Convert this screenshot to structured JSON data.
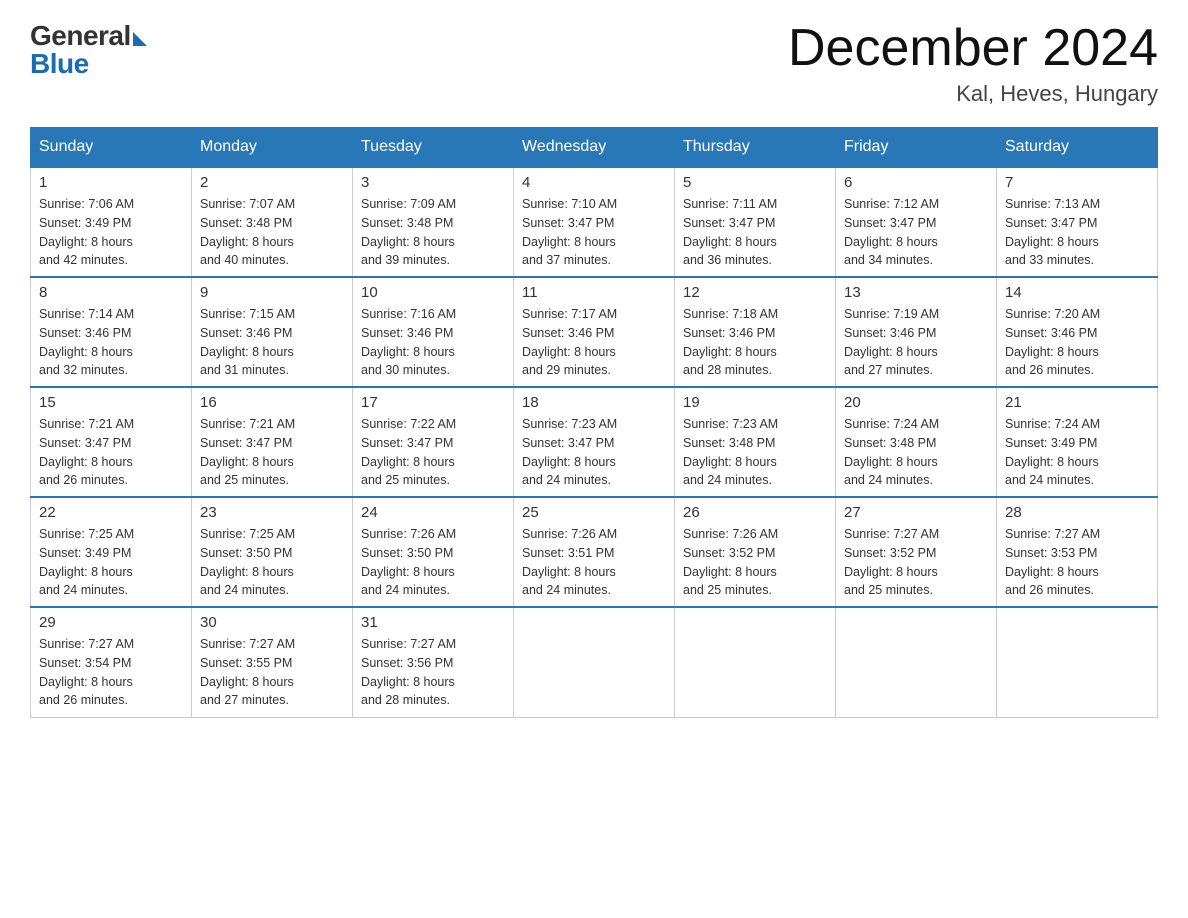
{
  "header": {
    "logo_general": "General",
    "logo_blue": "Blue",
    "month_year": "December 2024",
    "location": "Kal, Heves, Hungary"
  },
  "days_of_week": [
    "Sunday",
    "Monday",
    "Tuesday",
    "Wednesday",
    "Thursday",
    "Friday",
    "Saturday"
  ],
  "weeks": [
    [
      {
        "day": "1",
        "sunrise": "7:06 AM",
        "sunset": "3:49 PM",
        "daylight": "8 hours and 42 minutes."
      },
      {
        "day": "2",
        "sunrise": "7:07 AM",
        "sunset": "3:48 PM",
        "daylight": "8 hours and 40 minutes."
      },
      {
        "day": "3",
        "sunrise": "7:09 AM",
        "sunset": "3:48 PM",
        "daylight": "8 hours and 39 minutes."
      },
      {
        "day": "4",
        "sunrise": "7:10 AM",
        "sunset": "3:47 PM",
        "daylight": "8 hours and 37 minutes."
      },
      {
        "day": "5",
        "sunrise": "7:11 AM",
        "sunset": "3:47 PM",
        "daylight": "8 hours and 36 minutes."
      },
      {
        "day": "6",
        "sunrise": "7:12 AM",
        "sunset": "3:47 PM",
        "daylight": "8 hours and 34 minutes."
      },
      {
        "day": "7",
        "sunrise": "7:13 AM",
        "sunset": "3:47 PM",
        "daylight": "8 hours and 33 minutes."
      }
    ],
    [
      {
        "day": "8",
        "sunrise": "7:14 AM",
        "sunset": "3:46 PM",
        "daylight": "8 hours and 32 minutes."
      },
      {
        "day": "9",
        "sunrise": "7:15 AM",
        "sunset": "3:46 PM",
        "daylight": "8 hours and 31 minutes."
      },
      {
        "day": "10",
        "sunrise": "7:16 AM",
        "sunset": "3:46 PM",
        "daylight": "8 hours and 30 minutes."
      },
      {
        "day": "11",
        "sunrise": "7:17 AM",
        "sunset": "3:46 PM",
        "daylight": "8 hours and 29 minutes."
      },
      {
        "day": "12",
        "sunrise": "7:18 AM",
        "sunset": "3:46 PM",
        "daylight": "8 hours and 28 minutes."
      },
      {
        "day": "13",
        "sunrise": "7:19 AM",
        "sunset": "3:46 PM",
        "daylight": "8 hours and 27 minutes."
      },
      {
        "day": "14",
        "sunrise": "7:20 AM",
        "sunset": "3:46 PM",
        "daylight": "8 hours and 26 minutes."
      }
    ],
    [
      {
        "day": "15",
        "sunrise": "7:21 AM",
        "sunset": "3:47 PM",
        "daylight": "8 hours and 26 minutes."
      },
      {
        "day": "16",
        "sunrise": "7:21 AM",
        "sunset": "3:47 PM",
        "daylight": "8 hours and 25 minutes."
      },
      {
        "day": "17",
        "sunrise": "7:22 AM",
        "sunset": "3:47 PM",
        "daylight": "8 hours and 25 minutes."
      },
      {
        "day": "18",
        "sunrise": "7:23 AM",
        "sunset": "3:47 PM",
        "daylight": "8 hours and 24 minutes."
      },
      {
        "day": "19",
        "sunrise": "7:23 AM",
        "sunset": "3:48 PM",
        "daylight": "8 hours and 24 minutes."
      },
      {
        "day": "20",
        "sunrise": "7:24 AM",
        "sunset": "3:48 PM",
        "daylight": "8 hours and 24 minutes."
      },
      {
        "day": "21",
        "sunrise": "7:24 AM",
        "sunset": "3:49 PM",
        "daylight": "8 hours and 24 minutes."
      }
    ],
    [
      {
        "day": "22",
        "sunrise": "7:25 AM",
        "sunset": "3:49 PM",
        "daylight": "8 hours and 24 minutes."
      },
      {
        "day": "23",
        "sunrise": "7:25 AM",
        "sunset": "3:50 PM",
        "daylight": "8 hours and 24 minutes."
      },
      {
        "day": "24",
        "sunrise": "7:26 AM",
        "sunset": "3:50 PM",
        "daylight": "8 hours and 24 minutes."
      },
      {
        "day": "25",
        "sunrise": "7:26 AM",
        "sunset": "3:51 PM",
        "daylight": "8 hours and 24 minutes."
      },
      {
        "day": "26",
        "sunrise": "7:26 AM",
        "sunset": "3:52 PM",
        "daylight": "8 hours and 25 minutes."
      },
      {
        "day": "27",
        "sunrise": "7:27 AM",
        "sunset": "3:52 PM",
        "daylight": "8 hours and 25 minutes."
      },
      {
        "day": "28",
        "sunrise": "7:27 AM",
        "sunset": "3:53 PM",
        "daylight": "8 hours and 26 minutes."
      }
    ],
    [
      {
        "day": "29",
        "sunrise": "7:27 AM",
        "sunset": "3:54 PM",
        "daylight": "8 hours and 26 minutes."
      },
      {
        "day": "30",
        "sunrise": "7:27 AM",
        "sunset": "3:55 PM",
        "daylight": "8 hours and 27 minutes."
      },
      {
        "day": "31",
        "sunrise": "7:27 AM",
        "sunset": "3:56 PM",
        "daylight": "8 hours and 28 minutes."
      },
      null,
      null,
      null,
      null
    ]
  ],
  "labels": {
    "sunrise": "Sunrise:",
    "sunset": "Sunset:",
    "daylight": "Daylight:"
  }
}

——————————

Aim
Skip the pictures and transcribe the rest of the records exactly.

Correct result
Convert this screenshot to structured JSON data.
{
  "header": {
    "logo_general": "General",
    "logo_blue": "Blue",
    "month_year": "December 2024",
    "location": "Kal, Heves, Hungary"
  },
  "days_of_week": [
    "Sunday",
    "Monday",
    "Tuesday",
    "Wednesday",
    "Thursday",
    "Friday",
    "Saturday"
  ],
  "weeks": [
    [
      {
        "day": "1",
        "sunrise": "7:06 AM",
        "sunset": "3:49 PM",
        "daylight": "8 hours and 42 minutes."
      },
      {
        "day": "2",
        "sunrise": "7:07 AM",
        "sunset": "3:48 PM",
        "daylight": "8 hours and 40 minutes."
      },
      {
        "day": "3",
        "sunrise": "7:09 AM",
        "sunset": "3:48 PM",
        "daylight": "8 hours and 39 minutes."
      },
      {
        "day": "4",
        "sunrise": "7:10 AM",
        "sunset": "3:47 PM",
        "daylight": "8 hours and 37 minutes."
      },
      {
        "day": "5",
        "sunrise": "7:11 AM",
        "sunset": "3:47 PM",
        "daylight": "8 hours and 36 minutes."
      },
      {
        "day": "6",
        "sunrise": "7:12 AM",
        "sunset": "3:47 PM",
        "daylight": "8 hours and 34 minutes."
      },
      {
        "day": "7",
        "sunrise": "7:13 AM",
        "sunset": "3:47 PM",
        "daylight": "8 hours and 33 minutes."
      }
    ],
    [
      {
        "day": "8",
        "sunrise": "7:14 AM",
        "sunset": "3:46 PM",
        "daylight": "8 hours and 32 minutes."
      },
      {
        "day": "9",
        "sunrise": "7:15 AM",
        "sunset": "3:46 PM",
        "daylight": "8 hours and 31 minutes."
      },
      {
        "day": "10",
        "sunrise": "7:16 AM",
        "sunset": "3:46 PM",
        "daylight": "8 hours and 30 minutes."
      },
      {
        "day": "11",
        "sunrise": "7:17 AM",
        "sunset": "3:46 PM",
        "daylight": "8 hours and 29 minutes."
      },
      {
        "day": "12",
        "sunrise": "7:18 AM",
        "sunset": "3:46 PM",
        "daylight": "8 hours and 28 minutes."
      },
      {
        "day": "13",
        "sunrise": "7:19 AM",
        "sunset": "3:46 PM",
        "daylight": "8 hours and 27 minutes."
      },
      {
        "day": "14",
        "sunrise": "7:20 AM",
        "sunset": "3:46 PM",
        "daylight": "8 hours and 26 minutes."
      }
    ],
    [
      {
        "day": "15",
        "sunrise": "7:21 AM",
        "sunset": "3:47 PM",
        "daylight": "8 hours and 26 minutes."
      },
      {
        "day": "16",
        "sunrise": "7:21 AM",
        "sunset": "3:47 PM",
        "daylight": "8 hours and 25 minutes."
      },
      {
        "day": "17",
        "sunrise": "7:22 AM",
        "sunset": "3:47 PM",
        "daylight": "8 hours and 25 minutes."
      },
      {
        "day": "18",
        "sunrise": "7:23 AM",
        "sunset": "3:47 PM",
        "daylight": "8 hours and 24 minutes."
      },
      {
        "day": "19",
        "sunrise": "7:23 AM",
        "sunset": "3:48 PM",
        "daylight": "8 hours and 24 minutes."
      },
      {
        "day": "20",
        "sunrise": "7:24 AM",
        "sunset": "3:48 PM",
        "daylight": "8 hours and 24 minutes."
      },
      {
        "day": "21",
        "sunrise": "7:24 AM",
        "sunset": "3:49 PM",
        "daylight": "8 hours and 24 minutes."
      }
    ],
    [
      {
        "day": "22",
        "sunrise": "7:25 AM",
        "sunset": "3:49 PM",
        "daylight": "8 hours and 24 minutes."
      },
      {
        "day": "23",
        "sunrise": "7:25 AM",
        "sunset": "3:50 PM",
        "daylight": "8 hours and 24 minutes."
      },
      {
        "day": "24",
        "sunrise": "7:26 AM",
        "sunset": "3:50 PM",
        "daylight": "8 hours and 24 minutes."
      },
      {
        "day": "25",
        "sunrise": "7:26 AM",
        "sunset": "3:51 PM",
        "daylight": "8 hours and 24 minutes."
      },
      {
        "day": "26",
        "sunrise": "7:26 AM",
        "sunset": "3:52 PM",
        "daylight": "8 hours and 25 minutes."
      },
      {
        "day": "27",
        "sunrise": "7:27 AM",
        "sunset": "3:52 PM",
        "daylight": "8 hours and 25 minutes."
      },
      {
        "day": "28",
        "sunrise": "7:27 AM",
        "sunset": "3:53 PM",
        "daylight": "8 hours and 26 minutes."
      }
    ],
    [
      {
        "day": "29",
        "sunrise": "7:27 AM",
        "sunset": "3:54 PM",
        "daylight": "8 hours and 26 minutes."
      },
      {
        "day": "30",
        "sunrise": "7:27 AM",
        "sunset": "3:55 PM",
        "daylight": "8 hours and 27 minutes."
      },
      {
        "day": "31",
        "sunrise": "7:27 AM",
        "sunset": "3:56 PM",
        "daylight": "8 hours and 28 minutes."
      },
      null,
      null,
      null,
      null
    ]
  ],
  "labels": {
    "sunrise": "Sunrise:",
    "sunset": "Sunset:",
    "daylight": "Daylight:"
  }
}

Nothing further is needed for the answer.